**SELECTED TEXT:**
_ _ _ _
As head of the National Republican Senatorial Committee, Scott burned through millions backing Trump-supported candidates of questionable “quality,” as McConnell put it.
McConnell preferred mainstream conservatives with a better chance of winning because they could not be attacked as sycophants caught in Trump’s radical orbit.
McConnell proved to be right.
Voters rejected many of the Trump-imitators backed by Scott as extremists. Their defeats cost Republicans the opportunity to gain majority control of the Senate.
But Trump, again acting through Scott, kept the fight going after the election by trying to oust McConnell as leader of the GOP Senate minority.
Trump’s wants total control of the Republican Party, and a key step is relegating McConnell to a back bench instead of his current standing as the major anti-Trump voice in the party.
Scott lost the fight to oust McConnell by a vote of 37-10 inside the Senate GOP. But the war is not over. Those ten votes to depose McConnell have cemented a sizable pro-Trump faction in the Senate.
Open disregard for McConnell by so many prominent Senate Republicans left blood on the floor. Well-known Republicans such as Sen. Lindsey Graham (S.C.) embraced Scott’s effort to unseat McConnell. Scott also enlisted Sens. Ron Johnson (Wis.), Josh Hawley (Mo.) and Ted Cruz (Texas).
Such open rebellion revealed a lack of fear of McConnell’s power. And even though he remains at the helm, McConnell is now commander of a divided caucus.
“We had a double-digit vote against the current leader and that’s never happened in the time I’ve been here,” Cruz bragged after the vote.
Meanwhile, Trump kept up his end of the fight to control the future of the Republican brand by announcing that he is again running for president.
Trump will continue to berate McConnell at every campaign stop, seeking to further isolate the Senate leader within the party.
Even as the winner of last week’s vote, McConnell remains the target of Trump’s efforts to bleed him of power. Trump has demeaned McConnell as “The Old Crow,” and even disparaged McConnell’s wife, mocking her Asian heritage.
_ _ _ _
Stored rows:
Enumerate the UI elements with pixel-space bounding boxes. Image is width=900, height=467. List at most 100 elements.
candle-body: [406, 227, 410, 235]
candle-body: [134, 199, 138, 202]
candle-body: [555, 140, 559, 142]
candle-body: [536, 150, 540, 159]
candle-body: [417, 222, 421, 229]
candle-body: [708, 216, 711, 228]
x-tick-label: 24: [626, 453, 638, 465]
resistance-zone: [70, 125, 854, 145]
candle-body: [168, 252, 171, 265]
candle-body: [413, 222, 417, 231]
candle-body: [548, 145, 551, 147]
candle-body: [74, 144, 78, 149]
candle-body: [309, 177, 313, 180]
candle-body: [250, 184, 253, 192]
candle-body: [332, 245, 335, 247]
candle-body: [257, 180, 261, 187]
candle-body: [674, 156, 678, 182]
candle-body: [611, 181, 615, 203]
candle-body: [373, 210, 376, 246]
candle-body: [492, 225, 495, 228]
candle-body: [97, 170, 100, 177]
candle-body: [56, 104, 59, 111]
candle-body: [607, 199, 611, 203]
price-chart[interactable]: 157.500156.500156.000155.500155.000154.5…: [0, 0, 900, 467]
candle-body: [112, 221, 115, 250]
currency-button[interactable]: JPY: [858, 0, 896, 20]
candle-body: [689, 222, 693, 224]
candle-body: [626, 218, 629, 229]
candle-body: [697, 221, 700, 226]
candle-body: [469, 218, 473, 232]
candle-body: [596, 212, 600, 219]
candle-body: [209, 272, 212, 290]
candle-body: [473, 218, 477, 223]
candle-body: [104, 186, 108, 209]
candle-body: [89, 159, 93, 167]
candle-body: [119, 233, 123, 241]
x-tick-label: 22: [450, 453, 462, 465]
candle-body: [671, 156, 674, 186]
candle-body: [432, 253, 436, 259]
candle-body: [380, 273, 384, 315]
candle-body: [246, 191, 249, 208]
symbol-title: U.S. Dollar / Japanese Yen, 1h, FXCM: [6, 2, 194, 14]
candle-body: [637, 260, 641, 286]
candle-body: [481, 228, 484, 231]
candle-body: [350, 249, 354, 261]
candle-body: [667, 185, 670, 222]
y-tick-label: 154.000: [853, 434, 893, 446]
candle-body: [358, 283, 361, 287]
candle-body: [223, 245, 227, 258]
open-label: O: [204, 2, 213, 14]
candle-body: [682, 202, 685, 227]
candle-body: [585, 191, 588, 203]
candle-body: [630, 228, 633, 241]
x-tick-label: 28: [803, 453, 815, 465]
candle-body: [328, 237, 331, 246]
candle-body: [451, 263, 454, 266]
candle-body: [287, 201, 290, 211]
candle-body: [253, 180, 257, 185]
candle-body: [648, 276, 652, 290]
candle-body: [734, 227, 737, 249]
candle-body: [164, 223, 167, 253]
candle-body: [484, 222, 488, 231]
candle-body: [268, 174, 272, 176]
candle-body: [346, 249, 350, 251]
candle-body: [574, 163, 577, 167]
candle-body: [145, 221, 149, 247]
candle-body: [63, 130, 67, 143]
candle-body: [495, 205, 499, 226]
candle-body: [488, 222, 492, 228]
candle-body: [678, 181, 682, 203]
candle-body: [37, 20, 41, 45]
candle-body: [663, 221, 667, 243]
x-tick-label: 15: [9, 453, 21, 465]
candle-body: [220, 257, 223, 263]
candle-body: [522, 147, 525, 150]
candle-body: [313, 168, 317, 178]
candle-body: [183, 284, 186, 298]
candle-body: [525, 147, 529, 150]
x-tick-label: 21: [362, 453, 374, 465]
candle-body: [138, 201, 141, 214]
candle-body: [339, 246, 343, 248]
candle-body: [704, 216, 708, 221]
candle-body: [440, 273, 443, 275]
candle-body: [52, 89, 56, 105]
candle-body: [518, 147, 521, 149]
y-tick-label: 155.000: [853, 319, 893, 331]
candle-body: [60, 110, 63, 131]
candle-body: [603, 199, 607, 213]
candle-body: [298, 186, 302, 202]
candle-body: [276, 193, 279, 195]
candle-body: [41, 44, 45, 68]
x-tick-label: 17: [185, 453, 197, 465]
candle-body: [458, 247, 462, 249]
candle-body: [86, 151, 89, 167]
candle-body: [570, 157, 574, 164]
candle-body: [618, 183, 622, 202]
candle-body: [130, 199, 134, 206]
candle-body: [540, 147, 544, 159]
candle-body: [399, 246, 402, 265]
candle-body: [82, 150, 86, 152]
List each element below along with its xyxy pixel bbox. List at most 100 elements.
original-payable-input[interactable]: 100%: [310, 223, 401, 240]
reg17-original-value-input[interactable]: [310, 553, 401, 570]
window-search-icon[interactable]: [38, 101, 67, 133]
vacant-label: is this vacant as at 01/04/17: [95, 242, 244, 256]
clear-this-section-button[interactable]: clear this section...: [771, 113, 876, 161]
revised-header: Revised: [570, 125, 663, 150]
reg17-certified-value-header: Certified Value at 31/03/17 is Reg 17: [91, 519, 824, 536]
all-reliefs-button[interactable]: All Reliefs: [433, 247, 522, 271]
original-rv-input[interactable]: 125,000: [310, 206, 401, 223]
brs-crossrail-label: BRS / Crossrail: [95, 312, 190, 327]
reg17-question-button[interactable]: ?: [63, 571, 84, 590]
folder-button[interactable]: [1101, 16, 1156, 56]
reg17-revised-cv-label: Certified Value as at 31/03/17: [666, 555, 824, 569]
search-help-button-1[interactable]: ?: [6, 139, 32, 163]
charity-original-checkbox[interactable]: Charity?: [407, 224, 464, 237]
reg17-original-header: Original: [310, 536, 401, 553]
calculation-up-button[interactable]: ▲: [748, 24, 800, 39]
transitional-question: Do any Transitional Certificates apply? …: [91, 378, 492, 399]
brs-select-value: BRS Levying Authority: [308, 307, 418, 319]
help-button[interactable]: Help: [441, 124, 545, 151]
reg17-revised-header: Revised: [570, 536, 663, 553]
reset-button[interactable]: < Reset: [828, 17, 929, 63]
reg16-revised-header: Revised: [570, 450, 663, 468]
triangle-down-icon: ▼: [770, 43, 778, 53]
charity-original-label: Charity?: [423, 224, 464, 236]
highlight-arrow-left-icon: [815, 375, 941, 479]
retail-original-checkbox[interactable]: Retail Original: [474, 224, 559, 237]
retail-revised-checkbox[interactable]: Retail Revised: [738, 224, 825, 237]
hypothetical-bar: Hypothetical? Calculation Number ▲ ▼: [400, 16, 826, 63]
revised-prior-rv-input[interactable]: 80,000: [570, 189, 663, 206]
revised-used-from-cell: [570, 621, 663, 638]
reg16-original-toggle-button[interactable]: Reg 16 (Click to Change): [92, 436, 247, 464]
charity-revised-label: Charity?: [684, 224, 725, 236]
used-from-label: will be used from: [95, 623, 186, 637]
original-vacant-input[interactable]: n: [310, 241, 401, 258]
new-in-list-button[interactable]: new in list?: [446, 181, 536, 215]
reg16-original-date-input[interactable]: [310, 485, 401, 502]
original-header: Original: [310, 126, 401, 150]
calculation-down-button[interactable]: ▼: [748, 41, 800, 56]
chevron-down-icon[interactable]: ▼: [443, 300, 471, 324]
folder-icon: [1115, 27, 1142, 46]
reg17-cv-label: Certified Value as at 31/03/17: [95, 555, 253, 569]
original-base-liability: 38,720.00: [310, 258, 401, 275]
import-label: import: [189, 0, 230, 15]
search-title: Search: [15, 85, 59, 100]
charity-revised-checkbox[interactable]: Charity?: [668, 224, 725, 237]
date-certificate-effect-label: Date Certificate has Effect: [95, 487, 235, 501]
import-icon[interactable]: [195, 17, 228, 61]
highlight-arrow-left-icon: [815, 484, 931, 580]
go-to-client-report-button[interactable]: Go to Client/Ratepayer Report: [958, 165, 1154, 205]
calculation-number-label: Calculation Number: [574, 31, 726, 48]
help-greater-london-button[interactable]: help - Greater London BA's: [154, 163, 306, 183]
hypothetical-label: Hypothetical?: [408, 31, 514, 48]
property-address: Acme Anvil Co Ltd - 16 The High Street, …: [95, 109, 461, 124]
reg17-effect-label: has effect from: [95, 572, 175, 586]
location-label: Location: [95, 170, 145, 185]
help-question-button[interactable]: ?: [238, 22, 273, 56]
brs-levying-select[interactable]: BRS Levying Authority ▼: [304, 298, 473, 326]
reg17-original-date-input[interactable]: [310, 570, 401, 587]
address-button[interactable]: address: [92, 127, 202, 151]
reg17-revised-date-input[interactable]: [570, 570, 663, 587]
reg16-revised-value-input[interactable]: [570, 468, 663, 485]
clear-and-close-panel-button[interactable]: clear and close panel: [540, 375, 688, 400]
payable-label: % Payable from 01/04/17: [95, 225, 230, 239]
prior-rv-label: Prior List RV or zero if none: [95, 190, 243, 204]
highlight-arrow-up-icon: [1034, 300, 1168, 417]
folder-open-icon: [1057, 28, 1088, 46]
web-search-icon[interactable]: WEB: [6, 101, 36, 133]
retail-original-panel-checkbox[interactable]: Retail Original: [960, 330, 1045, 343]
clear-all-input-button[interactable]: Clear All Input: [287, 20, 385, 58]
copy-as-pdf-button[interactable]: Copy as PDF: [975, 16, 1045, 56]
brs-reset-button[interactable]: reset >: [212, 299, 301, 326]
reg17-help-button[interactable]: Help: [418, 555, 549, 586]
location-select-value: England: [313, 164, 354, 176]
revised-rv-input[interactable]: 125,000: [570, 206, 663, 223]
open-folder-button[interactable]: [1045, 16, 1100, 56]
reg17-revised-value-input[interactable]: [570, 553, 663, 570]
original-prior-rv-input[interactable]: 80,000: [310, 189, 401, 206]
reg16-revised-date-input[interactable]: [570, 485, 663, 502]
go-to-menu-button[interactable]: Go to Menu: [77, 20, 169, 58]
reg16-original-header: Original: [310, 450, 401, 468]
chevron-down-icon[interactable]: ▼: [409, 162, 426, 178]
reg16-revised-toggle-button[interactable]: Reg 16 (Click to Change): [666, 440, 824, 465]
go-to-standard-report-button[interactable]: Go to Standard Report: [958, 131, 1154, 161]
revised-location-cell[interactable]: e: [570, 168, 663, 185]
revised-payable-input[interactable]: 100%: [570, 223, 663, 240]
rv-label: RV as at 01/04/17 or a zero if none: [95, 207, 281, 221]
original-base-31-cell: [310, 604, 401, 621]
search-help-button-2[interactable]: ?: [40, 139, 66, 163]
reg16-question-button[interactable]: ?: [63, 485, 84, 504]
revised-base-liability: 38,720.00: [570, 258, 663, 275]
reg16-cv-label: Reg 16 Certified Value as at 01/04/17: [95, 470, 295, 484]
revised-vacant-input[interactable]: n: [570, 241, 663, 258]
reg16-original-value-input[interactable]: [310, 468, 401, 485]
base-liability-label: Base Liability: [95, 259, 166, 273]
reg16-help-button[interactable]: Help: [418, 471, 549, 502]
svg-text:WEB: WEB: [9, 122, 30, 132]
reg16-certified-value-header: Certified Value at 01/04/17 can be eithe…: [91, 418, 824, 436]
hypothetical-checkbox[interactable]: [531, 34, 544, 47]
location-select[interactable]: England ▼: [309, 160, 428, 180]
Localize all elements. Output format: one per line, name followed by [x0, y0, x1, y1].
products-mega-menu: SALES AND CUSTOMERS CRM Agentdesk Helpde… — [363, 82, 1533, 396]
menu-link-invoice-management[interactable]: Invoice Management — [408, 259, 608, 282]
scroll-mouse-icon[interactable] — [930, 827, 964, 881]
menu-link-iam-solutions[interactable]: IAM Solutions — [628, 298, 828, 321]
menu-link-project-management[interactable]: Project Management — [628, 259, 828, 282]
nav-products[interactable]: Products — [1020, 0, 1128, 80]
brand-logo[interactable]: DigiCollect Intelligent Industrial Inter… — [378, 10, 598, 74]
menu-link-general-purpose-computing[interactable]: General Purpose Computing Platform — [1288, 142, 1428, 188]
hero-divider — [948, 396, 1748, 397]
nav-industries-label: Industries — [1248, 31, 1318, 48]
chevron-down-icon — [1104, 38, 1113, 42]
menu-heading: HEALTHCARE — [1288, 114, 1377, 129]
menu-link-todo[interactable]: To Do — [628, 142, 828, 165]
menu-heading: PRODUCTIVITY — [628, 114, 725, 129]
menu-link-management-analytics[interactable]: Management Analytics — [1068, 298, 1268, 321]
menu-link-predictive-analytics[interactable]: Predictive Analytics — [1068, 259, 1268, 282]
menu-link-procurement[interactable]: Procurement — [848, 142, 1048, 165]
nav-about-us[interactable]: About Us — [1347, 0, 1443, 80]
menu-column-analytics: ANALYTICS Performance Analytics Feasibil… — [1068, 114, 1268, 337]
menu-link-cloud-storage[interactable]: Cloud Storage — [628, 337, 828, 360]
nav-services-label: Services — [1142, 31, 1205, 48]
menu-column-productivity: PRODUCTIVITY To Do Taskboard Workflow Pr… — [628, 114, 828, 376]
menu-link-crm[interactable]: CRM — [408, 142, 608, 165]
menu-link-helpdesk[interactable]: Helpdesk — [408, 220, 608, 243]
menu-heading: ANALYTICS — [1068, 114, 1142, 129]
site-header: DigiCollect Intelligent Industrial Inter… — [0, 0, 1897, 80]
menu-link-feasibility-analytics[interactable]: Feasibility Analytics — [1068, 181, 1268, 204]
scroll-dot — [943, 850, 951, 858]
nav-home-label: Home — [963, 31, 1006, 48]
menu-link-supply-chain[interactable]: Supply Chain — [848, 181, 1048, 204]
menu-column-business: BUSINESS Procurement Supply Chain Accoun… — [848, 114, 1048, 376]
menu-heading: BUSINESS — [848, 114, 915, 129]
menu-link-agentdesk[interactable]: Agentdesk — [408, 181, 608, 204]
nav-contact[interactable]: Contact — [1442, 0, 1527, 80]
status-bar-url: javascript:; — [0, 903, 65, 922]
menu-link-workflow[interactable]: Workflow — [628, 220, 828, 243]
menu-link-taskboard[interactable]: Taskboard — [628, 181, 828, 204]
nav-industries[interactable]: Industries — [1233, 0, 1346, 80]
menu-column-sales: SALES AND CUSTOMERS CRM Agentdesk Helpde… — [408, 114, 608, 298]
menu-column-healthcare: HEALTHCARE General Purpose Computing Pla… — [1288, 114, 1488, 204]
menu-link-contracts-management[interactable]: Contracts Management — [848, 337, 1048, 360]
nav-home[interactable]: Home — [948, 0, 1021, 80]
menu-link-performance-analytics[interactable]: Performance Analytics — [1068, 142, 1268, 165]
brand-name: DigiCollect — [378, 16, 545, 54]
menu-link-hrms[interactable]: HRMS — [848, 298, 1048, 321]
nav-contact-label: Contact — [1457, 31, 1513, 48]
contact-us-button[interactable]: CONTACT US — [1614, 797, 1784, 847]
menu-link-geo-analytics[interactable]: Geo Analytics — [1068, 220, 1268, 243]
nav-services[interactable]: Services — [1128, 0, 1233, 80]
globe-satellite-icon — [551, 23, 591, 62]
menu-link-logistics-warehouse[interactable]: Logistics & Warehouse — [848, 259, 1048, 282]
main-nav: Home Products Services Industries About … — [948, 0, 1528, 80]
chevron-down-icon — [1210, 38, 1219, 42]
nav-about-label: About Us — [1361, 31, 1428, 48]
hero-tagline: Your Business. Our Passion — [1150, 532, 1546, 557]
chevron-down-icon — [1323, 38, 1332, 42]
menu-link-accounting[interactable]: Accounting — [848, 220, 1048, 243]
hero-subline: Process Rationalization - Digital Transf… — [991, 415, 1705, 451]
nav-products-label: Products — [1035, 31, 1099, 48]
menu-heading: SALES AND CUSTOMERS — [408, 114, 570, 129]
_ _ _ _
**TASKS TO COMPLETE:**
**a.** In the passage on McConnell and Scott, translate this sentence into Spanish: "And even though he remains at the helm, McConnell is now commander of a divided caucus."
**b.** Answer these questions from the passage on McConnell and Scott:
(i) What committee did Scott head?
(ii) By what vote did Scott lose the fight to oust McConnell?
(iii) What name has Trump used to demean McConnell?
**c.** Carry the passage on McConnell and Scott forward from its final sentence.

**PER-TASK ANSWERS:**
**a.** Y aunque sigue al mando, McConnell ahora es el comandante de una bancada dividida.

**b.**
(i) The National Republican Senatorial Committee.
(ii) 37-10.
(iii) "The Old Crow."

**c.**
McConnell is the heir to the brand of Republican politics established by Presidents Eisenhower, Nixon, Reagan, and both the elder and younger President Bush.
They backed big business and the military while making deals with Democrats to build highways, protect voting rights, and limit — but not kill — spending on social safety net programs, such as Social Security.
Trump’s brand of Republican ideology sees that kind of steady conservatism as out of touch with right-wing populist rage. Trump’s faction has no problem creating huge deficits. His most ardent backers in Congress have consistently voted against U.S. aid to counter Russia’s invasion of Ukraine.
McConnell’s response to Trump’s allies is to point to the midterms and a steady stream of losses by Trump-endorsed candidates.
“We underperformed among independents and moderates because their impression of many of the people in our party, in leadership roles, is that they’re involved in chaos, negativity, excessive attacks,” McConnell said after surviving the challenge to his Senate leadership.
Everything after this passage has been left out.